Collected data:
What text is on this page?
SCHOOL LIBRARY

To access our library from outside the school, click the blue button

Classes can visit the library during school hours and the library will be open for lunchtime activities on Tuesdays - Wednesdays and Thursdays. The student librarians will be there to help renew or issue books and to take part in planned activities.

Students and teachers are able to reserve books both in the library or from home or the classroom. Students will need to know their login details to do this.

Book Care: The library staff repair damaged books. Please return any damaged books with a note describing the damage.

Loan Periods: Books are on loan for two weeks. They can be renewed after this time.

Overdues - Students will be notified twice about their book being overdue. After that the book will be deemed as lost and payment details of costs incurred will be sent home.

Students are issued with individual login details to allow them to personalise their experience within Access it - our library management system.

Goal => Count every line in the data where the string "login" occurs. Give nothing except the number.

Task result => 2